Some lines of these records may hold the word "medical"; state how many, using only the number.
>>>>
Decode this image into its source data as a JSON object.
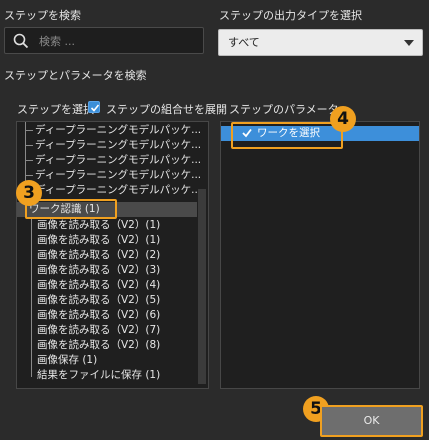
{
  "search": {
    "label": "ステップを検索",
    "placeholder": "検索 ..."
  },
  "output_type": {
    "label": "ステップの出力タイプを選択",
    "selected": "すべて"
  },
  "step_param_search": {
    "label": "ステップとパラメータを検索"
  },
  "step_select": {
    "label": "ステップを選択",
    "expand_label": "ステップの組合せを展開",
    "expand_checked": true
  },
  "param_panel": {
    "label": "ステップのパラメータ",
    "items": [
      {
        "label": "ワークを選択",
        "checked": true
      }
    ]
  },
  "tree": {
    "items": [
      {
        "label": "ディープラーニングモデルパッケ..."
      },
      {
        "label": "ディープラーニングモデルパッケ..."
      },
      {
        "label": "ディープラーニングモデルパッケ..."
      },
      {
        "label": "ディープラーニングモデルパッケ..."
      },
      {
        "label": "ディープラーニングモデルパッケ..."
      },
      {
        "label": "ワーク認識 (1)",
        "selected": true
      },
      {
        "label": "画像を読み取る（V2）(1)"
      },
      {
        "label": "画像を読み取る（V2）(1)"
      },
      {
        "label": "画像を読み取る（V2）(2)"
      },
      {
        "label": "画像を読み取る（V2）(3)"
      },
      {
        "label": "画像を読み取る（V2）(4)"
      },
      {
        "label": "画像を読み取る（V2）(5)"
      },
      {
        "label": "画像を読み取る（V2）(6)"
      },
      {
        "label": "画像を読み取る（V2）(7)"
      },
      {
        "label": "画像を読み取る（V2）(8)"
      },
      {
        "label": "画像保存 (1)"
      },
      {
        "label": "結果をファイルに保存 (1)"
      }
    ]
  },
  "badges": {
    "b3": "3",
    "b4": "4",
    "b5": "5"
  },
  "ok_button": {
    "label": "OK"
  },
  "colors": {
    "accent": "#3d8fda",
    "highlight": "#f0a020",
    "background": "#2b2b2b",
    "panel": "#1f1f1f"
  }
}
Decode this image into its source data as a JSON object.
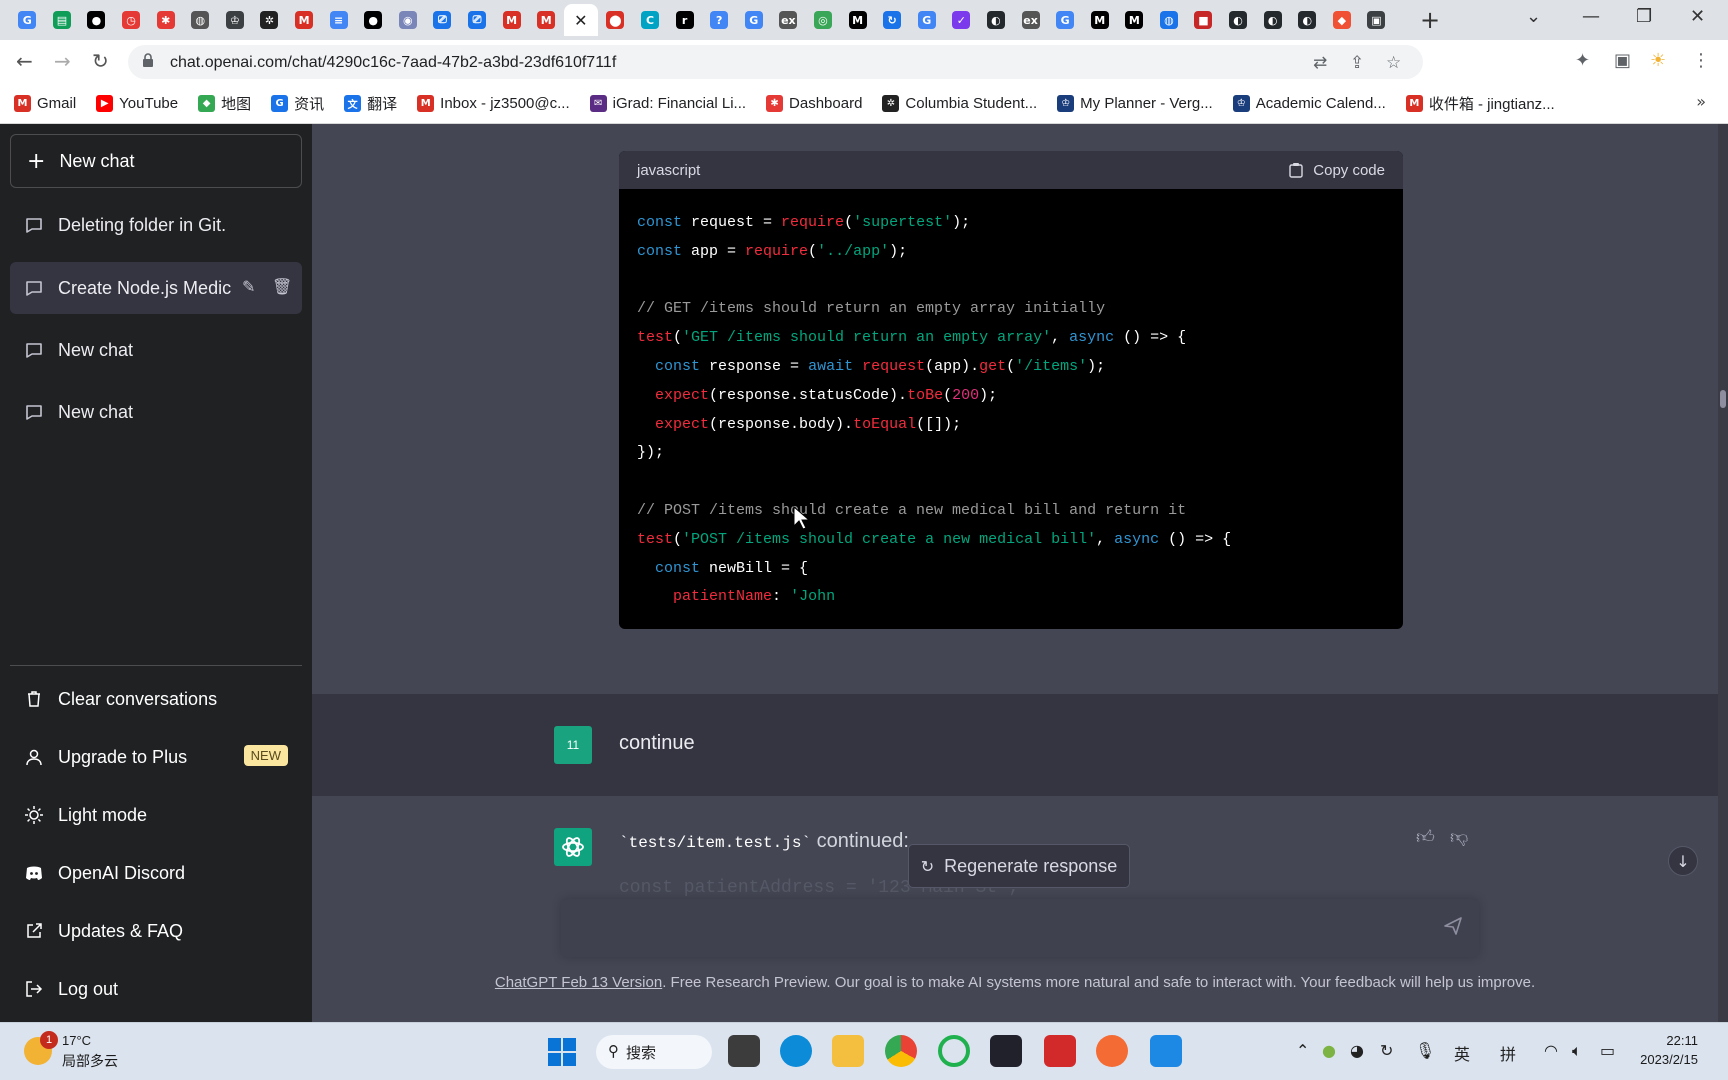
{
  "browser": {
    "tabs": [
      {
        "icon": "google-icon",
        "glyph": "G",
        "color": "#4285f4"
      },
      {
        "icon": "sheets-icon",
        "glyph": "▤",
        "color": "#0f9d58"
      },
      {
        "icon": "medium-icon",
        "glyph": "●",
        "color": "#000000"
      },
      {
        "icon": "clock-icon",
        "glyph": "◷",
        "color": "#e53935"
      },
      {
        "icon": "asterisk-icon",
        "glyph": "✱",
        "color": "#e53935"
      },
      {
        "icon": "globe-icon",
        "glyph": "◍",
        "color": "#555555"
      },
      {
        "icon": "crown-icon",
        "glyph": "♔",
        "color": "#3c4043"
      },
      {
        "icon": "pinwheel-icon",
        "glyph": "✲",
        "color": "#222222"
      },
      {
        "icon": "gmail-icon",
        "glyph": "M",
        "color": "#d93025"
      },
      {
        "icon": "docs-icon",
        "glyph": "≡",
        "color": "#4285f4"
      },
      {
        "icon": "medium-icon",
        "glyph": "●",
        "color": "#000000"
      },
      {
        "icon": "planet-icon",
        "glyph": "◉",
        "color": "#7a86b8"
      },
      {
        "icon": "tv-icon",
        "glyph": "⎚",
        "color": "#1a73e8"
      },
      {
        "icon": "tv-icon",
        "glyph": "⎚",
        "color": "#1a73e8"
      },
      {
        "icon": "gmail-icon",
        "glyph": "M",
        "color": "#d93025"
      },
      {
        "icon": "gmail-icon",
        "glyph": "M",
        "color": "#d93025"
      },
      {
        "icon": "close-icon",
        "glyph": "✕",
        "color": "#ffffff",
        "active": true
      },
      {
        "icon": "maps-pin-icon",
        "glyph": "⬤",
        "color": "#d93025"
      },
      {
        "icon": "c-icon",
        "glyph": "C",
        "color": "#00a3c4"
      },
      {
        "icon": "r-icon",
        "glyph": "r",
        "color": "#000000"
      },
      {
        "icon": "help-icon",
        "glyph": "?",
        "color": "#4285f4"
      },
      {
        "icon": "google-icon",
        "glyph": "G",
        "color": "#4285f4"
      },
      {
        "icon": "ex-icon",
        "glyph": "ex",
        "color": "#555555"
      },
      {
        "icon": "eye-icon",
        "glyph": "◎",
        "color": "#3aa657"
      },
      {
        "icon": "m-icon",
        "glyph": "M",
        "color": "#000000"
      },
      {
        "icon": "refresh-icon",
        "glyph": "↻",
        "color": "#1a73e8"
      },
      {
        "icon": "google-icon",
        "glyph": "G",
        "color": "#4285f4"
      },
      {
        "icon": "check-icon",
        "glyph": "✓",
        "color": "#7c3aed"
      },
      {
        "icon": "github-icon",
        "glyph": "◐",
        "color": "#24292e"
      },
      {
        "icon": "ex-icon",
        "glyph": "ex",
        "color": "#555555"
      },
      {
        "icon": "google-icon",
        "glyph": "G",
        "color": "#4285f4"
      },
      {
        "icon": "m-icon",
        "glyph": "M",
        "color": "#000000"
      },
      {
        "icon": "m-icon",
        "glyph": "M",
        "color": "#000000"
      },
      {
        "icon": "globe-icon",
        "glyph": "◍",
        "color": "#1a73e8"
      },
      {
        "icon": "square-icon",
        "glyph": "■",
        "color": "#c62828"
      },
      {
        "icon": "github-icon",
        "glyph": "◐",
        "color": "#24292e"
      },
      {
        "icon": "github-icon",
        "glyph": "◐",
        "color": "#24292e"
      },
      {
        "icon": "github-icon",
        "glyph": "◐",
        "color": "#24292e"
      },
      {
        "icon": "git-icon",
        "glyph": "◆",
        "color": "#f05033"
      },
      {
        "icon": "terminal-icon",
        "glyph": "▣",
        "color": "#3c4043"
      }
    ],
    "url": "chat.openai.com/chat/4290c16c-7aad-47b2-a3bd-23df610f711f",
    "bookmarks": [
      {
        "label": "Gmail",
        "icon": "gmail-icon",
        "glyph": "M",
        "color": "#d93025"
      },
      {
        "label": "YouTube",
        "icon": "youtube-icon",
        "glyph": "▶",
        "color": "#ff0000"
      },
      {
        "label": "地图",
        "icon": "maps-icon",
        "glyph": "◆",
        "color": "#34a853"
      },
      {
        "label": "资讯",
        "icon": "news-icon",
        "glyph": "G",
        "color": "#1a73e8"
      },
      {
        "label": "翻译",
        "icon": "translate-icon",
        "glyph": "文",
        "color": "#1a73e8"
      },
      {
        "label": "Inbox - jz3500@c...",
        "icon": "gmail-icon",
        "glyph": "M",
        "color": "#d93025"
      },
      {
        "label": "iGrad: Financial Li...",
        "icon": "mail-icon",
        "glyph": "✉",
        "color": "#5b2c83"
      },
      {
        "label": "Dashboard",
        "icon": "dashboard-icon",
        "glyph": "✱",
        "color": "#e53935"
      },
      {
        "label": "Columbia Student...",
        "icon": "pinwheel-icon",
        "glyph": "✲",
        "color": "#222222"
      },
      {
        "label": "My Planner - Verg...",
        "icon": "crown-icon",
        "glyph": "♔",
        "color": "#1a3d7c"
      },
      {
        "label": "Academic Calend...",
        "icon": "crown-icon",
        "glyph": "♔",
        "color": "#1a3d7c"
      },
      {
        "label": "收件箱 - jingtianz...",
        "icon": "gmail-icon",
        "glyph": "M",
        "color": "#d93025"
      }
    ]
  },
  "sidebar": {
    "new_chat": "New chat",
    "conversations": [
      {
        "label": "Deleting folder in Git."
      },
      {
        "label": "Create Node.js Medic",
        "active": true
      },
      {
        "label": "New chat"
      },
      {
        "label": "New chat"
      }
    ],
    "menu": [
      {
        "label": "Clear conversations",
        "icon": "trash-icon"
      },
      {
        "label": "Upgrade to Plus",
        "icon": "user-icon",
        "badge": "NEW"
      },
      {
        "label": "Light mode",
        "icon": "sun-icon"
      },
      {
        "label": "OpenAI Discord",
        "icon": "discord-icon"
      },
      {
        "label": "Updates & FAQ",
        "icon": "external-link-icon"
      },
      {
        "label": "Log out",
        "icon": "logout-icon"
      }
    ]
  },
  "code": {
    "language": "javascript",
    "copy_label": "Copy code",
    "lines": [
      [
        [
          "kw",
          "const"
        ],
        [
          "t",
          " request = "
        ],
        [
          "fn",
          "require"
        ],
        [
          "t",
          "("
        ],
        [
          "str",
          "'supertest'"
        ],
        [
          "t",
          ");"
        ]
      ],
      [
        [
          "kw",
          "const"
        ],
        [
          "t",
          " app = "
        ],
        [
          "fn",
          "require"
        ],
        [
          "t",
          "("
        ],
        [
          "str",
          "'../app'"
        ],
        [
          "t",
          ");"
        ]
      ],
      [],
      [
        [
          "cm",
          "// GET /items should return an empty array initially"
        ]
      ],
      [
        [
          "fn",
          "test"
        ],
        [
          "t",
          "("
        ],
        [
          "str",
          "'GET /items should return an empty array'"
        ],
        [
          "t",
          ", "
        ],
        [
          "kw",
          "async"
        ],
        [
          "t",
          " () => {"
        ]
      ],
      [
        [
          "t",
          "  "
        ],
        [
          "kw",
          "const"
        ],
        [
          "t",
          " response = "
        ],
        [
          "kw",
          "await"
        ],
        [
          "t",
          " "
        ],
        [
          "fn",
          "request"
        ],
        [
          "t",
          "(app)."
        ],
        [
          "fn",
          "get"
        ],
        [
          "t",
          "("
        ],
        [
          "str",
          "'/items'"
        ],
        [
          "t",
          ");"
        ]
      ],
      [
        [
          "t",
          "  "
        ],
        [
          "fn",
          "expect"
        ],
        [
          "t",
          "(response.statusCode)."
        ],
        [
          "fn",
          "toBe"
        ],
        [
          "t",
          "("
        ],
        [
          "num",
          "200"
        ],
        [
          "t",
          ");"
        ]
      ],
      [
        [
          "t",
          "  "
        ],
        [
          "fn",
          "expect"
        ],
        [
          "t",
          "(response.body)."
        ],
        [
          "fn",
          "toEqual"
        ],
        [
          "t",
          "([]);"
        ]
      ],
      [
        [
          "t",
          "});"
        ]
      ],
      [],
      [
        [
          "cm",
          "// POST /items should create a new medical bill and return it"
        ]
      ],
      [
        [
          "fn",
          "test"
        ],
        [
          "t",
          "("
        ],
        [
          "str",
          "'POST /items should create a new medical bill'"
        ],
        [
          "t",
          ", "
        ],
        [
          "kw",
          "async"
        ],
        [
          "t",
          " () => {"
        ]
      ],
      [
        [
          "t",
          "  "
        ],
        [
          "kw",
          "const"
        ],
        [
          "t",
          " newBill = {"
        ]
      ],
      [
        [
          "t",
          "    "
        ],
        [
          "prop",
          "patientName"
        ],
        [
          "t",
          ": "
        ],
        [
          "str",
          "'John"
        ]
      ]
    ]
  },
  "chat": {
    "user_avatar": "11",
    "user_message": "continue",
    "assistant_code_ref": "`tests/item.test.js`",
    "assistant_text": " continued:",
    "faded_line": "const patientAddress = '123 Main St';",
    "regenerate": "Regenerate response",
    "footer_link": "ChatGPT Feb 13 Version",
    "footer_text": ". Free Research Preview. Our goal is to make AI systems more natural and safe to interact with. Your feedback will help us improve."
  },
  "taskbar": {
    "weather_badge": "1",
    "temperature": "17°C",
    "weather_desc": "局部多云",
    "search_label": "搜索",
    "ime1": "英",
    "ime2": "拼",
    "time": "22:11",
    "date": "2023/2/15"
  }
}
<<<<
RESULT OF THIS TASK →
2